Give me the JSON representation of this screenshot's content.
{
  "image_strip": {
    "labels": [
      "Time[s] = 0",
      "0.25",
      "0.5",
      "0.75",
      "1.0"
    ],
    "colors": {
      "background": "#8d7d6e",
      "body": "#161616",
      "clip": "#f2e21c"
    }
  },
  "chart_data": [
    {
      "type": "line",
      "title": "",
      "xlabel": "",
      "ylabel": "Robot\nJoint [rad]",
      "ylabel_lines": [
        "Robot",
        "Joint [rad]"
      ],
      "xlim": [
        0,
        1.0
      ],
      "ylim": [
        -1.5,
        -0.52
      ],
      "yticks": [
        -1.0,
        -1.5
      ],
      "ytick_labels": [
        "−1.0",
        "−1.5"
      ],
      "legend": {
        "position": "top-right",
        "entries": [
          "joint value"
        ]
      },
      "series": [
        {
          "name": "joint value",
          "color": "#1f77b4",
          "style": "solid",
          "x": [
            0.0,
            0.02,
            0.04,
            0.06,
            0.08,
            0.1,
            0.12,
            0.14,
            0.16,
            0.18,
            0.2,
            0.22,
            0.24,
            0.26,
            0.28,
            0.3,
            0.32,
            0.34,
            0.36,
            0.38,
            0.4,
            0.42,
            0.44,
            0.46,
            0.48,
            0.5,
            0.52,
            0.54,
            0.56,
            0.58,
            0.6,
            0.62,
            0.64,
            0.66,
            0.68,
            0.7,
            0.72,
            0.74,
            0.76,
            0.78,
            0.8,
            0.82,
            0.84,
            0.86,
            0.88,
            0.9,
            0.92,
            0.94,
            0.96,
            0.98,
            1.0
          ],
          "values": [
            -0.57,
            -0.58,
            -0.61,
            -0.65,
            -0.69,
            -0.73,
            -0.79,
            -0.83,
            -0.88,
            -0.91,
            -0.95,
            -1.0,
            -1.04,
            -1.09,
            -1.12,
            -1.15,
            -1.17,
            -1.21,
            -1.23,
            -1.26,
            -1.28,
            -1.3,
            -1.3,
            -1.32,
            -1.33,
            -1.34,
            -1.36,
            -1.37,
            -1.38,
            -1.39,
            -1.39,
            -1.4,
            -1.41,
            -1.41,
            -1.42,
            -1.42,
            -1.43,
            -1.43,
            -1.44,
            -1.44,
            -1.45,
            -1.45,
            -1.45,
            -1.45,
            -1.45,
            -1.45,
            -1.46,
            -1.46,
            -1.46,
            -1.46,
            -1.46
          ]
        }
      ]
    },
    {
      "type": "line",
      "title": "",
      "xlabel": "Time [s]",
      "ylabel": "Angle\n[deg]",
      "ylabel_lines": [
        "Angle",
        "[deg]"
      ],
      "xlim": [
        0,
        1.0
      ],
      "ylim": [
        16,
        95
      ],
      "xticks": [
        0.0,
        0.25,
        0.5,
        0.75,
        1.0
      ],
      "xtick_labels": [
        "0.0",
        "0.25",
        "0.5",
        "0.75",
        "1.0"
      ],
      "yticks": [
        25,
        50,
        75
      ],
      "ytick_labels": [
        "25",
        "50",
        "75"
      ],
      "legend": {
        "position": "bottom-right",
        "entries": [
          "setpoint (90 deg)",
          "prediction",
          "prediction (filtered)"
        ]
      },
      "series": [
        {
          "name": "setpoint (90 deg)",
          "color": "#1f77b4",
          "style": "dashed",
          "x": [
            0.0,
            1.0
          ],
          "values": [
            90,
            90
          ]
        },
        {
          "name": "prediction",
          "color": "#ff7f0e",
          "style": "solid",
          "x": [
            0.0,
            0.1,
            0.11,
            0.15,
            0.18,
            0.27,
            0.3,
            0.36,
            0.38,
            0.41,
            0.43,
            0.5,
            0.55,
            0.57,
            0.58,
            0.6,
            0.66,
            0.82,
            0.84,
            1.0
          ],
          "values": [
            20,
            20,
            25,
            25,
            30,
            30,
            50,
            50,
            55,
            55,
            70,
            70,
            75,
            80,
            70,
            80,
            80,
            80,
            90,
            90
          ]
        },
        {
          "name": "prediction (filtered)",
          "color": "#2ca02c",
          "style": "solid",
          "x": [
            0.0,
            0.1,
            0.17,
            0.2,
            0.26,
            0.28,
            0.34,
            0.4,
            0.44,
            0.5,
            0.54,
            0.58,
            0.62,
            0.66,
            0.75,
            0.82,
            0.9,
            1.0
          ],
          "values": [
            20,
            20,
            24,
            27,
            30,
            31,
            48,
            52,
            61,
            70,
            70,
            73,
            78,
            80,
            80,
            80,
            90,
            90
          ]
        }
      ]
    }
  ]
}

• [Exercise brief]: Write out every line of the entries that holds the word "position".

• [Exercise result]:
        "position": "top-right",
        "position": "bottom-right",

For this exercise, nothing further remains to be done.